**YOUR INSTRUCTIONS:** Wherever a line holds the word "name", copy that line out.

(Chart and figure data)
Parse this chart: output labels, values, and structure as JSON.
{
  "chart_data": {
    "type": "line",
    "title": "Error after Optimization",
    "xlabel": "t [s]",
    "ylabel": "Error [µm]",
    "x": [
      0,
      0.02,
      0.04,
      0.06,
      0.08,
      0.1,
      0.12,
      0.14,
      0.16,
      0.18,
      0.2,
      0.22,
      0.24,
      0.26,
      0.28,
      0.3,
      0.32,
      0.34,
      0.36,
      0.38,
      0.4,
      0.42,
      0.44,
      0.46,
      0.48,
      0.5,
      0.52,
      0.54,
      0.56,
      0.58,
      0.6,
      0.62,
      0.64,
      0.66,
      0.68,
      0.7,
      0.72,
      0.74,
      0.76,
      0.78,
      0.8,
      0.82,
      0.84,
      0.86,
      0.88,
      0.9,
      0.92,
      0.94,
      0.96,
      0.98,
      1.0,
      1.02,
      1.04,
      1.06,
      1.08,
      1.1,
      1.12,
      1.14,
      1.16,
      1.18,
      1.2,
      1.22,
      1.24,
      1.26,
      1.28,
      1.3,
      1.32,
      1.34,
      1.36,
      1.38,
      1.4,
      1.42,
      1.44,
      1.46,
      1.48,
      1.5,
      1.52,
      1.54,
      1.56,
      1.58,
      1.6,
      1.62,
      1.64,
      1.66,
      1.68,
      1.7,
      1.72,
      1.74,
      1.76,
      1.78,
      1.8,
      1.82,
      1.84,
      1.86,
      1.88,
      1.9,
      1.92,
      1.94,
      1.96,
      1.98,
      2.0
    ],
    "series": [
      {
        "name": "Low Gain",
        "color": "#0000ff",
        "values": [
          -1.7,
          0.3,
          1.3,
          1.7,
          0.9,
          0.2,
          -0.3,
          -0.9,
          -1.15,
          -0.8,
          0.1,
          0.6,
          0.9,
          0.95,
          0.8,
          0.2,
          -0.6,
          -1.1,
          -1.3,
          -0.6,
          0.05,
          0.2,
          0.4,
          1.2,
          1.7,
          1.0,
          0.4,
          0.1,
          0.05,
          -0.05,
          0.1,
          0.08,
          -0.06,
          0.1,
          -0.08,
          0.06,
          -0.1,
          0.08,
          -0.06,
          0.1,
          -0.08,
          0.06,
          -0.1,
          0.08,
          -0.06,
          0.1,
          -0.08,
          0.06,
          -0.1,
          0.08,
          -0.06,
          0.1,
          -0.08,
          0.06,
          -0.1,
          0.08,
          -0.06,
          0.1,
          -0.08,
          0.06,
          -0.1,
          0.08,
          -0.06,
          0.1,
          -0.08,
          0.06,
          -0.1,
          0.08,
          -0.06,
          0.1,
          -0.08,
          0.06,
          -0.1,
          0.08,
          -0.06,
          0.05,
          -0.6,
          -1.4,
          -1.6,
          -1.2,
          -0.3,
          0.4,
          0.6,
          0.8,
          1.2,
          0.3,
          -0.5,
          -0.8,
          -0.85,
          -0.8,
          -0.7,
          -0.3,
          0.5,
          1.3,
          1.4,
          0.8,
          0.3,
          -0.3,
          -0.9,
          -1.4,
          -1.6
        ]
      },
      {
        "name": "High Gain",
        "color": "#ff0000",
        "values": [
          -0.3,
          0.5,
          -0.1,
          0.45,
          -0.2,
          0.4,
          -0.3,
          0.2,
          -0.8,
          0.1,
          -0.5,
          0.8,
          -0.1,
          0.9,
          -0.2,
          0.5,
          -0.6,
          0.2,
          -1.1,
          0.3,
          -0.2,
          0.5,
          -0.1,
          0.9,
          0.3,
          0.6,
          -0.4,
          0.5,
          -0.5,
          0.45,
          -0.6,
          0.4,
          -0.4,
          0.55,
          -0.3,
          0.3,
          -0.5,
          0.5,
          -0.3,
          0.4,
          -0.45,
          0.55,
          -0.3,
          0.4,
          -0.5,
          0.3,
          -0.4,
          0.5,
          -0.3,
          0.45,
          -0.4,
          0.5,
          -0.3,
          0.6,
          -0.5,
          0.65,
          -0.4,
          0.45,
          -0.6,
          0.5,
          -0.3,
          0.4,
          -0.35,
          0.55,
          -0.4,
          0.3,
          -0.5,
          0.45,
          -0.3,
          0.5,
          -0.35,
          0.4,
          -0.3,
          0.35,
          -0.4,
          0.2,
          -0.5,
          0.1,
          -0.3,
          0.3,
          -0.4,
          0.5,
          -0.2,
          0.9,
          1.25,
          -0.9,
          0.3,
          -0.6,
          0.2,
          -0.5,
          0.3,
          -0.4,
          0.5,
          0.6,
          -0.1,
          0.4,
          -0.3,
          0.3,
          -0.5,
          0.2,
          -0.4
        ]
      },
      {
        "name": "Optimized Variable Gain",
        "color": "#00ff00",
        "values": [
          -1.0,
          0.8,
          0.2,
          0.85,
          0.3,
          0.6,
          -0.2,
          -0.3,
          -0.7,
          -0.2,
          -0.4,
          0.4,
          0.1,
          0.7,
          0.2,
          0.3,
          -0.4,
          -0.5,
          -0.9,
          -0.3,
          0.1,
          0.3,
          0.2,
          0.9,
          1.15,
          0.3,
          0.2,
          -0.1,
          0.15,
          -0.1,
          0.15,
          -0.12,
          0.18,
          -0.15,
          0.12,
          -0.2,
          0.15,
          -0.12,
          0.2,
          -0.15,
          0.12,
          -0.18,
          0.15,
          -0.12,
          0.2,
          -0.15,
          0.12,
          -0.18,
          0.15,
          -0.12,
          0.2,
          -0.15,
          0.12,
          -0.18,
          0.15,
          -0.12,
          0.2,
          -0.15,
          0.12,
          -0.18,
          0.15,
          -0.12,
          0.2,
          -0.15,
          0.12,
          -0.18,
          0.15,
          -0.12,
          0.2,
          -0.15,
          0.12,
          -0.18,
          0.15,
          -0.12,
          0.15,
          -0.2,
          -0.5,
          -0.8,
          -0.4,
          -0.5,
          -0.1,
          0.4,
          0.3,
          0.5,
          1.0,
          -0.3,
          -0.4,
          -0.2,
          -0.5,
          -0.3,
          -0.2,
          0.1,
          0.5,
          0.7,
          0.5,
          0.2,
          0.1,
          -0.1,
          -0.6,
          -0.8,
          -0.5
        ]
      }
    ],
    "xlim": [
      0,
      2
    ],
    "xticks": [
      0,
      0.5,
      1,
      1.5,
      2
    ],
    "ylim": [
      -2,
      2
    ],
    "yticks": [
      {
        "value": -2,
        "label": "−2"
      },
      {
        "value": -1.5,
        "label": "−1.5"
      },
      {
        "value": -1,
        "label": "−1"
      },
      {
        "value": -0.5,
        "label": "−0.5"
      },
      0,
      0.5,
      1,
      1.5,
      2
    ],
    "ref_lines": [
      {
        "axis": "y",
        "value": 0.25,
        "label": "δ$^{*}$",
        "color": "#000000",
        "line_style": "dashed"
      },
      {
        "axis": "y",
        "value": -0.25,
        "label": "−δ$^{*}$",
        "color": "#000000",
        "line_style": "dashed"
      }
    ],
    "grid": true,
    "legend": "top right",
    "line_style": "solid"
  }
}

**COMPLETED TASK:**
        "name": "Low Gain",
        "name": "High Gain",
        "name": "Optimized Variable Gain",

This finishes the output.